(A block of data)
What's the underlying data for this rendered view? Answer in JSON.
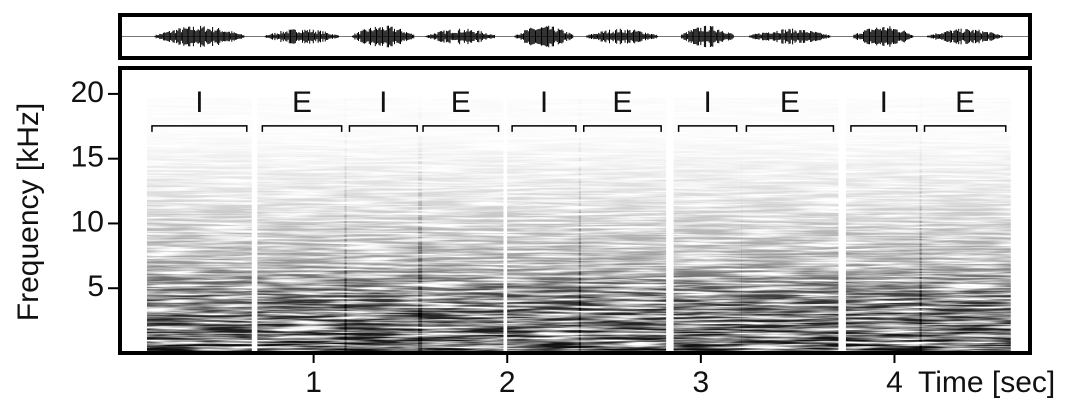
{
  "chart_data": {
    "type": "spectrogram",
    "ylabel": "Frequency [kHz]",
    "xlabel": "Time [sec]",
    "xlim": [
      0,
      4.7
    ],
    "xticks": [
      1,
      2,
      3,
      4
    ],
    "ylim": [
      0,
      22
    ],
    "yticks": [
      5,
      10,
      15,
      20
    ],
    "segments": [
      {
        "label": "I",
        "start": 0.16,
        "end": 0.66
      },
      {
        "label": "E",
        "start": 0.73,
        "end": 1.15
      },
      {
        "label": "I",
        "start": 1.18,
        "end": 1.54
      },
      {
        "label": "E",
        "start": 1.56,
        "end": 1.96
      },
      {
        "label": "I",
        "start": 2.02,
        "end": 2.36
      },
      {
        "label": "E",
        "start": 2.39,
        "end": 2.8
      },
      {
        "label": "I",
        "start": 2.88,
        "end": 3.19
      },
      {
        "label": "E",
        "start": 3.23,
        "end": 3.69
      },
      {
        "label": "I",
        "start": 3.77,
        "end": 4.12
      },
      {
        "label": "E",
        "start": 4.15,
        "end": 4.58
      }
    ]
  }
}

## Problem details
Copy each line of the listing that includes "start".

## Solution to this task
        "start": 0.16,
        "start": 0.73,
        "start": 1.18,
        "start": 1.56,
        "start": 2.02,
        "start": 2.39,
        "start": 2.88,
        "start": 3.23,
        "start": 3.77,
        "start": 4.15,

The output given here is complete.